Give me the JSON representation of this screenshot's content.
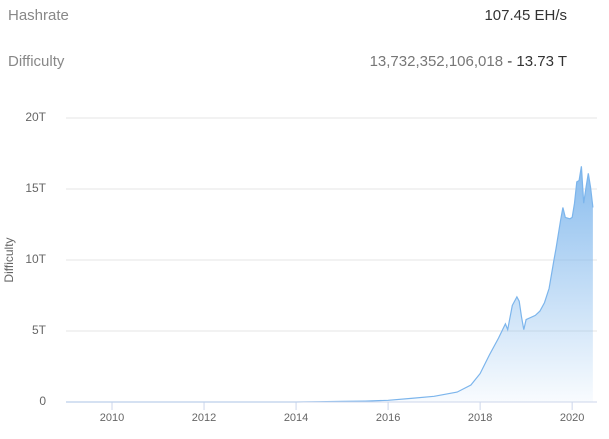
{
  "stats": [
    {
      "label": "Hashrate",
      "value": "107.45 EH/s"
    },
    {
      "label": "Difficulty",
      "value": "13,732,352,106,018",
      "separator": "-",
      "short": "13.73 T"
    }
  ],
  "chart_data": {
    "type": "area",
    "y_label": "Difficulty",
    "x": [
      2009,
      2010,
      2011,
      2012,
      2013,
      2014,
      2014.5,
      2015,
      2015.5,
      2016,
      2016.5,
      2017,
      2017.5,
      2017.8,
      2018,
      2018.2,
      2018.4,
      2018.55,
      2018.6,
      2018.7,
      2018.8,
      2018.85,
      2018.9,
      2018.95,
      2019,
      2019.2,
      2019.3,
      2019.4,
      2019.5,
      2019.6,
      2019.65,
      2019.75,
      2019.8,
      2019.85,
      2019.95,
      2020,
      2020.05,
      2020.1,
      2020.15,
      2020.2,
      2020.25,
      2020.3,
      2020.35,
      2020.4,
      2020.45
    ],
    "series": [
      {
        "name": "Difficulty",
        "color": "#7cb5ec",
        "values": [
          0,
          0,
          0,
          0,
          0.001,
          0.003,
          0.02,
          0.04,
          0.06,
          0.12,
          0.25,
          0.4,
          0.7,
          1.2,
          2.0,
          3.3,
          4.5,
          5.5,
          5.1,
          6.8,
          7.4,
          7.1,
          6.0,
          5.1,
          5.8,
          6.1,
          6.4,
          7.0,
          8.0,
          9.9,
          10.8,
          12.8,
          13.7,
          13.0,
          12.9,
          13.0,
          14.0,
          15.5,
          15.6,
          16.6,
          14.0,
          15.1,
          16.1,
          15.1,
          13.7
        ]
      }
    ],
    "xlim": [
      2009,
      2020.54
    ],
    "xticks": [
      2010,
      2012,
      2014,
      2016,
      2018,
      2020
    ],
    "ylim": [
      0,
      20
    ],
    "yticks": [
      0,
      {
        "value": 5,
        "label": "5T"
      },
      {
        "value": 10,
        "label": "10T"
      },
      {
        "value": 15,
        "label": "15T"
      },
      {
        "value": 20,
        "label": "20T"
      }
    ],
    "grid": true
  }
}
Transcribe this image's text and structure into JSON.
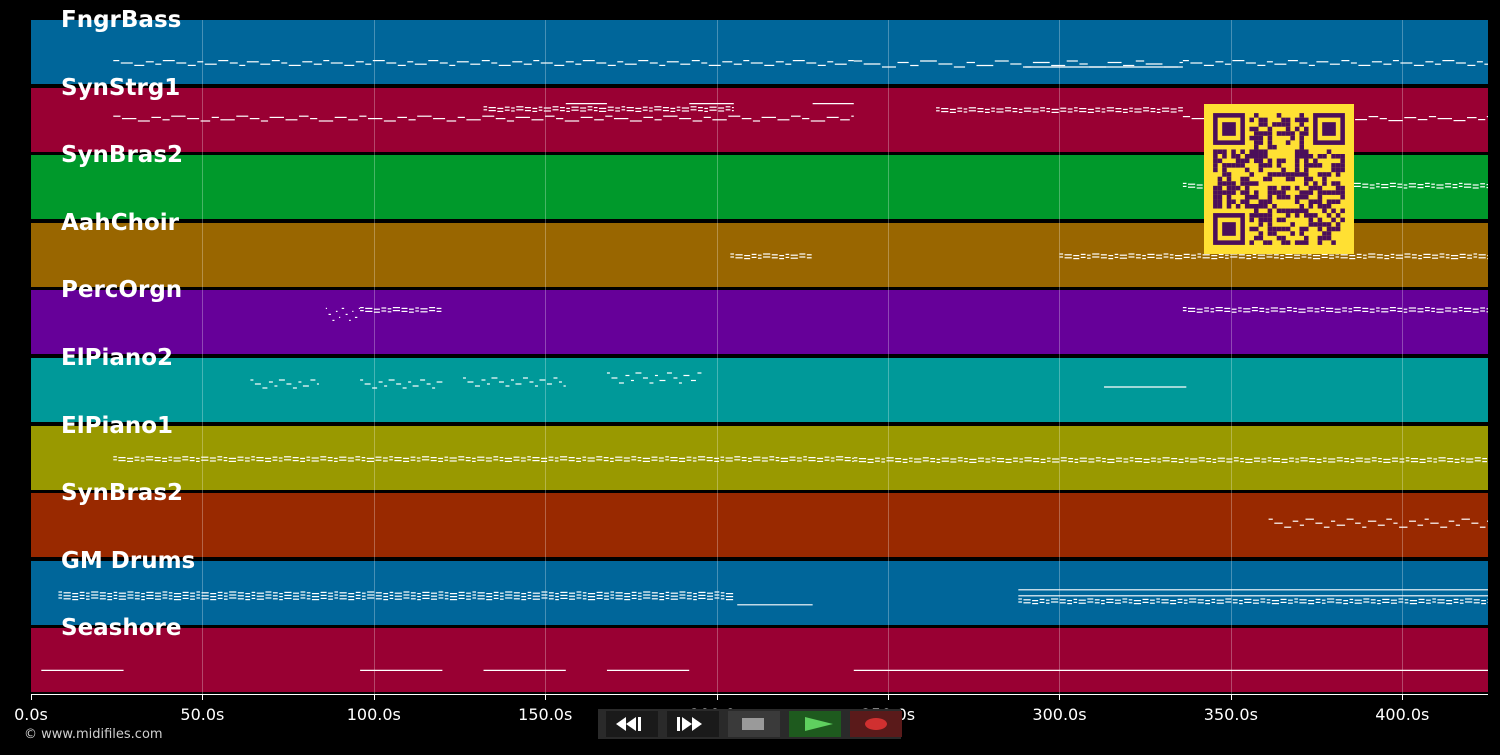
{
  "tracks": [
    {
      "name": "FngrBass",
      "color": "#00669a"
    },
    {
      "name": "SynStrg1",
      "color": "#990033"
    },
    {
      "name": "SynBras2",
      "color": "#00992b"
    },
    {
      "name": "AahChoir",
      "color": "#996600"
    },
    {
      "name": "PercOrgn",
      "color": "#660099"
    },
    {
      "name": "ElPiano2",
      "color": "#009999"
    },
    {
      "name": "ElPiano1",
      "color": "#999900"
    },
    {
      "name": "SynBras2",
      "color": "#992900"
    },
    {
      "name": "GM Drums",
      "color": "#00669a"
    },
    {
      "name": "Seashore",
      "color": "#990033"
    }
  ],
  "timeline": {
    "ticks": [
      "0.0s",
      "50.0s",
      "100.0s",
      "150.0s",
      "200.0s",
      "250.0s",
      "300.0s",
      "350.0s",
      "400.0s"
    ],
    "tick_seconds": [
      0,
      50,
      100,
      150,
      200,
      250,
      300,
      350,
      400
    ],
    "max_seconds": 425
  },
  "transport": {
    "buttons": [
      {
        "name": "rewind-button",
        "icon": "rewind-icon",
        "bg": "#1a1a1a"
      },
      {
        "name": "fast-forward-button",
        "icon": "fast-forward-icon",
        "bg": "#1a1a1a"
      },
      {
        "name": "stop-button",
        "icon": "stop-icon",
        "bg": "#3a3a3a"
      },
      {
        "name": "play-button",
        "icon": "play-icon",
        "bg": "#1e5a1e"
      },
      {
        "name": "record-button",
        "icon": "record-icon",
        "bg": "#5a1a1a"
      }
    ]
  },
  "qr": {
    "fg": "#ffe033",
    "bg": "#4b0f5a"
  },
  "copyright": "© www.midifiles.com"
}
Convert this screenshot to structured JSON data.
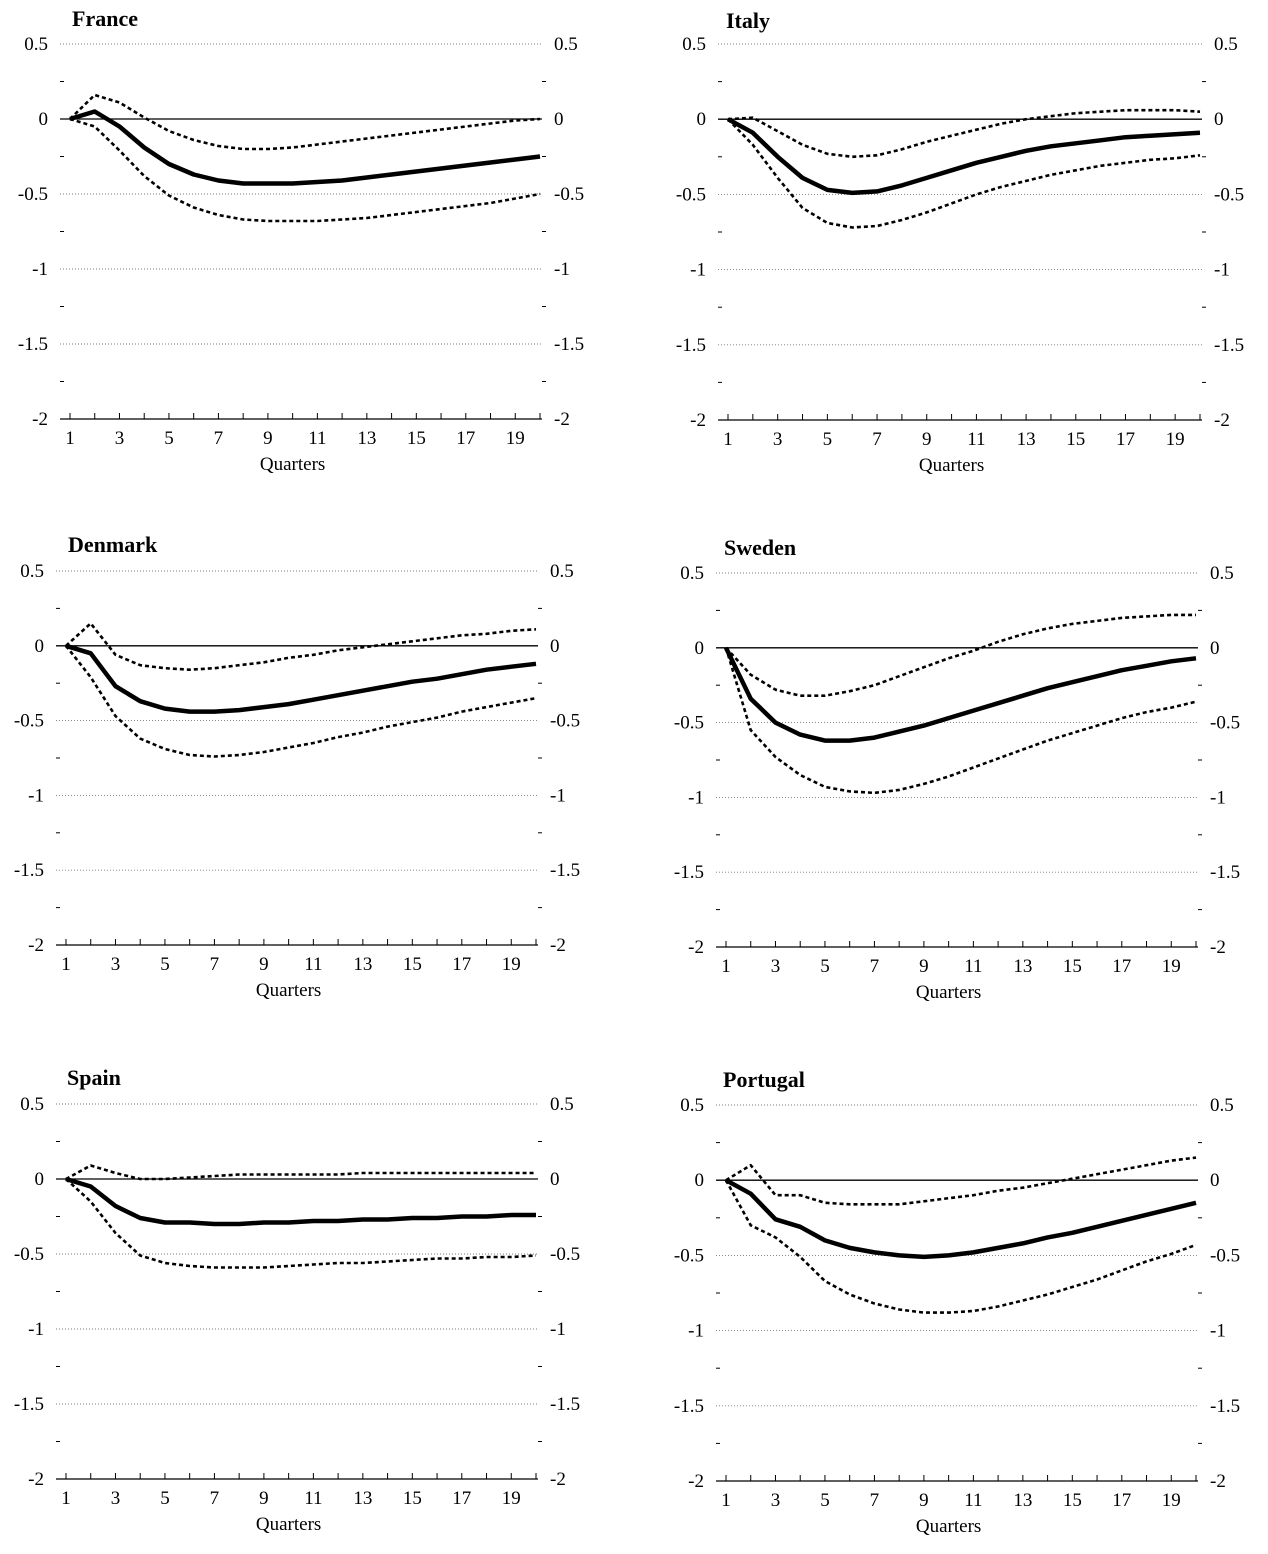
{
  "chart_data": [
    {
      "type": "line",
      "title": "France",
      "xlabel": "Quarters",
      "x": [
        1,
        2,
        3,
        4,
        5,
        6,
        7,
        8,
        9,
        10,
        11,
        12,
        13,
        14,
        15,
        16,
        17,
        18,
        19,
        20
      ],
      "xticks": [
        "1",
        "3",
        "5",
        "7",
        "9",
        "11",
        "13",
        "15",
        "17",
        "19"
      ],
      "ylim": [
        -2,
        0.5
      ],
      "yticks": [
        "0.5",
        "0",
        "-0.5",
        "-1",
        "-1.5",
        "-2"
      ],
      "series": [
        {
          "style": "solid-thick",
          "values": [
            0,
            0.05,
            -0.05,
            -0.19,
            -0.3,
            -0.37,
            -0.41,
            -0.43,
            -0.43,
            -0.43,
            -0.42,
            -0.41,
            -0.39,
            -0.37,
            -0.35,
            -0.33,
            -0.31,
            -0.29,
            -0.27,
            -0.25
          ]
        },
        {
          "style": "dotted",
          "values": [
            0,
            0.16,
            0.11,
            0.01,
            -0.08,
            -0.14,
            -0.18,
            -0.2,
            -0.2,
            -0.19,
            -0.17,
            -0.15,
            -0.13,
            -0.11,
            -0.09,
            -0.07,
            -0.05,
            -0.03,
            -0.01,
            0.0
          ]
        },
        {
          "style": "dotted",
          "values": [
            0,
            -0.05,
            -0.21,
            -0.38,
            -0.51,
            -0.59,
            -0.64,
            -0.67,
            -0.68,
            -0.68,
            -0.68,
            -0.67,
            -0.66,
            -0.64,
            -0.62,
            -0.6,
            -0.58,
            -0.56,
            -0.53,
            -0.5
          ]
        }
      ]
    },
    {
      "type": "line",
      "title": "Italy",
      "xlabel": "Quarters",
      "x": [
        1,
        2,
        3,
        4,
        5,
        6,
        7,
        8,
        9,
        10,
        11,
        12,
        13,
        14,
        15,
        16,
        17,
        18,
        19,
        20
      ],
      "xticks": [
        "1",
        "3",
        "5",
        "7",
        "9",
        "11",
        "13",
        "15",
        "17",
        "19"
      ],
      "ylim": [
        -2,
        0.5
      ],
      "yticks": [
        "0.5",
        "0",
        "-0.5",
        "-1",
        "-1.5",
        "-2"
      ],
      "series": [
        {
          "style": "solid-thick",
          "values": [
            0,
            -0.09,
            -0.25,
            -0.39,
            -0.47,
            -0.49,
            -0.48,
            -0.44,
            -0.39,
            -0.34,
            -0.29,
            -0.25,
            -0.21,
            -0.18,
            -0.16,
            -0.14,
            -0.12,
            -0.11,
            -0.1,
            -0.09
          ]
        },
        {
          "style": "dotted",
          "values": [
            0,
            0.01,
            -0.08,
            -0.17,
            -0.23,
            -0.25,
            -0.24,
            -0.2,
            -0.15,
            -0.11,
            -0.07,
            -0.03,
            0.0,
            0.02,
            0.04,
            0.05,
            0.06,
            0.06,
            0.06,
            0.05
          ]
        },
        {
          "style": "dotted",
          "values": [
            0,
            -0.17,
            -0.39,
            -0.59,
            -0.69,
            -0.72,
            -0.71,
            -0.67,
            -0.62,
            -0.56,
            -0.5,
            -0.45,
            -0.41,
            -0.37,
            -0.34,
            -0.31,
            -0.29,
            -0.27,
            -0.26,
            -0.24
          ]
        }
      ]
    },
    {
      "type": "line",
      "title": "Denmark",
      "xlabel": "Quarters",
      "x": [
        1,
        2,
        3,
        4,
        5,
        6,
        7,
        8,
        9,
        10,
        11,
        12,
        13,
        14,
        15,
        16,
        17,
        18,
        19,
        20
      ],
      "xticks": [
        "1",
        "3",
        "5",
        "7",
        "9",
        "11",
        "13",
        "15",
        "17",
        "19"
      ],
      "ylim": [
        -2,
        0.5
      ],
      "yticks": [
        "0.5",
        "0",
        "-0.5",
        "-1",
        "-1.5",
        "-2"
      ],
      "series": [
        {
          "style": "solid-thick",
          "values": [
            0,
            -0.05,
            -0.27,
            -0.37,
            -0.42,
            -0.44,
            -0.44,
            -0.43,
            -0.41,
            -0.39,
            -0.36,
            -0.33,
            -0.3,
            -0.27,
            -0.24,
            -0.22,
            -0.19,
            -0.16,
            -0.14,
            -0.12
          ]
        },
        {
          "style": "dotted",
          "values": [
            0,
            0.15,
            -0.06,
            -0.13,
            -0.15,
            -0.16,
            -0.15,
            -0.13,
            -0.11,
            -0.08,
            -0.06,
            -0.03,
            -0.01,
            0.01,
            0.03,
            0.05,
            0.07,
            0.08,
            0.1,
            0.11
          ]
        },
        {
          "style": "dotted",
          "values": [
            0,
            -0.21,
            -0.47,
            -0.62,
            -0.69,
            -0.73,
            -0.74,
            -0.73,
            -0.71,
            -0.68,
            -0.65,
            -0.61,
            -0.58,
            -0.54,
            -0.51,
            -0.48,
            -0.44,
            -0.41,
            -0.38,
            -0.35
          ]
        }
      ]
    },
    {
      "type": "line",
      "title": "Sweden",
      "xlabel": "Quarters",
      "x": [
        1,
        2,
        3,
        4,
        5,
        6,
        7,
        8,
        9,
        10,
        11,
        12,
        13,
        14,
        15,
        16,
        17,
        18,
        19,
        20
      ],
      "xticks": [
        "1",
        "3",
        "5",
        "7",
        "9",
        "11",
        "13",
        "15",
        "17",
        "19"
      ],
      "ylim": [
        -2,
        0.5
      ],
      "yticks": [
        "0.5",
        "0",
        "-0.5",
        "-1",
        "-1.5",
        "-2"
      ],
      "series": [
        {
          "style": "solid-thick",
          "values": [
            0,
            -0.34,
            -0.5,
            -0.58,
            -0.62,
            -0.62,
            -0.6,
            -0.56,
            -0.52,
            -0.47,
            -0.42,
            -0.37,
            -0.32,
            -0.27,
            -0.23,
            -0.19,
            -0.15,
            -0.12,
            -0.09,
            -0.07
          ]
        },
        {
          "style": "dotted",
          "values": [
            0,
            -0.18,
            -0.28,
            -0.32,
            -0.32,
            -0.29,
            -0.25,
            -0.19,
            -0.13,
            -0.07,
            -0.02,
            0.04,
            0.09,
            0.13,
            0.16,
            0.18,
            0.2,
            0.21,
            0.22,
            0.22
          ]
        },
        {
          "style": "dotted",
          "values": [
            0,
            -0.55,
            -0.73,
            -0.85,
            -0.93,
            -0.96,
            -0.97,
            -0.95,
            -0.91,
            -0.86,
            -0.8,
            -0.74,
            -0.68,
            -0.62,
            -0.57,
            -0.52,
            -0.47,
            -0.43,
            -0.4,
            -0.36
          ]
        }
      ]
    },
    {
      "type": "line",
      "title": "Spain",
      "xlabel": "Quarters",
      "x": [
        1,
        2,
        3,
        4,
        5,
        6,
        7,
        8,
        9,
        10,
        11,
        12,
        13,
        14,
        15,
        16,
        17,
        18,
        19,
        20
      ],
      "xticks": [
        "1",
        "3",
        "5",
        "7",
        "9",
        "11",
        "13",
        "15",
        "17",
        "19"
      ],
      "ylim": [
        -2,
        0.5
      ],
      "yticks": [
        "0.5",
        "0",
        "-0.5",
        "-1",
        "-1.5",
        "-2"
      ],
      "series": [
        {
          "style": "solid-thick",
          "values": [
            0,
            -0.05,
            -0.18,
            -0.26,
            -0.29,
            -0.29,
            -0.3,
            -0.3,
            -0.29,
            -0.29,
            -0.28,
            -0.28,
            -0.27,
            -0.27,
            -0.26,
            -0.26,
            -0.25,
            -0.25,
            -0.24,
            -0.24
          ]
        },
        {
          "style": "dotted",
          "values": [
            0,
            0.09,
            0.04,
            0.0,
            0.0,
            0.01,
            0.02,
            0.03,
            0.03,
            0.03,
            0.03,
            0.03,
            0.04,
            0.04,
            0.04,
            0.04,
            0.04,
            0.04,
            0.04,
            0.04
          ]
        },
        {
          "style": "dotted",
          "values": [
            0,
            -0.15,
            -0.36,
            -0.51,
            -0.56,
            -0.58,
            -0.59,
            -0.59,
            -0.59,
            -0.58,
            -0.57,
            -0.56,
            -0.56,
            -0.55,
            -0.54,
            -0.53,
            -0.53,
            -0.52,
            -0.52,
            -0.51
          ]
        }
      ]
    },
    {
      "type": "line",
      "title": "Portugal",
      "xlabel": "Quarters",
      "x": [
        1,
        2,
        3,
        4,
        5,
        6,
        7,
        8,
        9,
        10,
        11,
        12,
        13,
        14,
        15,
        16,
        17,
        18,
        19,
        20
      ],
      "xticks": [
        "1",
        "3",
        "5",
        "7",
        "9",
        "11",
        "13",
        "15",
        "17",
        "19"
      ],
      "ylim": [
        -2,
        0.5
      ],
      "yticks": [
        "0.5",
        "0",
        "-0.5",
        "-1",
        "-1.5",
        "-2"
      ],
      "series": [
        {
          "style": "solid-thick",
          "values": [
            0,
            -0.09,
            -0.26,
            -0.31,
            -0.4,
            -0.45,
            -0.48,
            -0.5,
            -0.51,
            -0.5,
            -0.48,
            -0.45,
            -0.42,
            -0.38,
            -0.35,
            -0.31,
            -0.27,
            -0.23,
            -0.19,
            -0.15
          ]
        },
        {
          "style": "dotted",
          "values": [
            0,
            0.1,
            -0.1,
            -0.1,
            -0.15,
            -0.16,
            -0.16,
            -0.16,
            -0.14,
            -0.12,
            -0.1,
            -0.07,
            -0.05,
            -0.02,
            0.01,
            0.04,
            0.07,
            0.1,
            0.13,
            0.15
          ]
        },
        {
          "style": "dotted",
          "values": [
            0,
            -0.3,
            -0.38,
            -0.51,
            -0.67,
            -0.76,
            -0.82,
            -0.86,
            -0.88,
            -0.88,
            -0.87,
            -0.84,
            -0.8,
            -0.76,
            -0.71,
            -0.66,
            -0.6,
            -0.54,
            -0.49,
            -0.43
          ]
        }
      ]
    }
  ],
  "colors": {
    "ink": "#000000",
    "grid": "#7a7a7a"
  }
}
───
Go through the listing above and locate each line that holds the word "fast". Copy those lines.

● EXERCISE RESULT:
        "name": "fast-forward-button",
        "icon": "fast-forward-icon",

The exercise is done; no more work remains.